● **Work required**:
Exactly as they appear, output all of the entries.

======== Material

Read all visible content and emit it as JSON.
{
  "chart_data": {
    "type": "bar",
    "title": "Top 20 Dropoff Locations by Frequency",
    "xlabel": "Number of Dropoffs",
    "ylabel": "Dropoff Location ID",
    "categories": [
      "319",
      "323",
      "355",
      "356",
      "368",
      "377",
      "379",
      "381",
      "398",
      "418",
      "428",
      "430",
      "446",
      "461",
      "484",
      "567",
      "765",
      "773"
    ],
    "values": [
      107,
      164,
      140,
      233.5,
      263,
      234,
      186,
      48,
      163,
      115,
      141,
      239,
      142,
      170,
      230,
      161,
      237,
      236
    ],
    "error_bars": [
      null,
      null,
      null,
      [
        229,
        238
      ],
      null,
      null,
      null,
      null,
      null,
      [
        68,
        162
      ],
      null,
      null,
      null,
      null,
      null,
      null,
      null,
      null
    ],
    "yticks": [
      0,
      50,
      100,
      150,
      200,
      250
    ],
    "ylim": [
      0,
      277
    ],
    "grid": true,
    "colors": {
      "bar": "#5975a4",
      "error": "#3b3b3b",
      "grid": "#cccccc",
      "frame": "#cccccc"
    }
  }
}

================

● **Exercise result**:
Read all visible content and emit it as JSON.
{
  "chart_data": {
    "type": "bar",
    "title": "Top 20 Dropoff Locations by Frequency",
    "xlabel": "Number of Dropoffs",
    "ylabel": "Dropoff Location ID",
    "categories": [
      "319",
      "323",
      "355",
      "356",
      "368",
      "377",
      "379",
      "381",
      "398",
      "418",
      "428",
      "430",
      "446",
      "461",
      "484",
      "567",
      "765",
      "773"
    ],
    "values": [
      107,
      164,
      140,
      233.5,
      263,
      234,
      186,
      48,
      163,
      115,
      141,
      239,
      142,
      170,
      230,
      161,
      237,
      236
    ],
    "error_bars": [
      null,
      null,
      null,
      [
        229,
        238
      ],
      null,
      null,
      null,
      null,
      null,
      [
        68,
        162
      ],
      null,
      null,
      null,
      null,
      null,
      null,
      null,
      null
    ],
    "yticks": [
      0,
      50,
      100,
      150,
      200,
      250
    ],
    "ylim": [
      0,
      277
    ],
    "grid": true,
    "colors": {
      "bar": "#5975a4",
      "error": "#3b3b3b",
      "grid": "#cccccc",
      "frame": "#cccccc"
    }
  }
}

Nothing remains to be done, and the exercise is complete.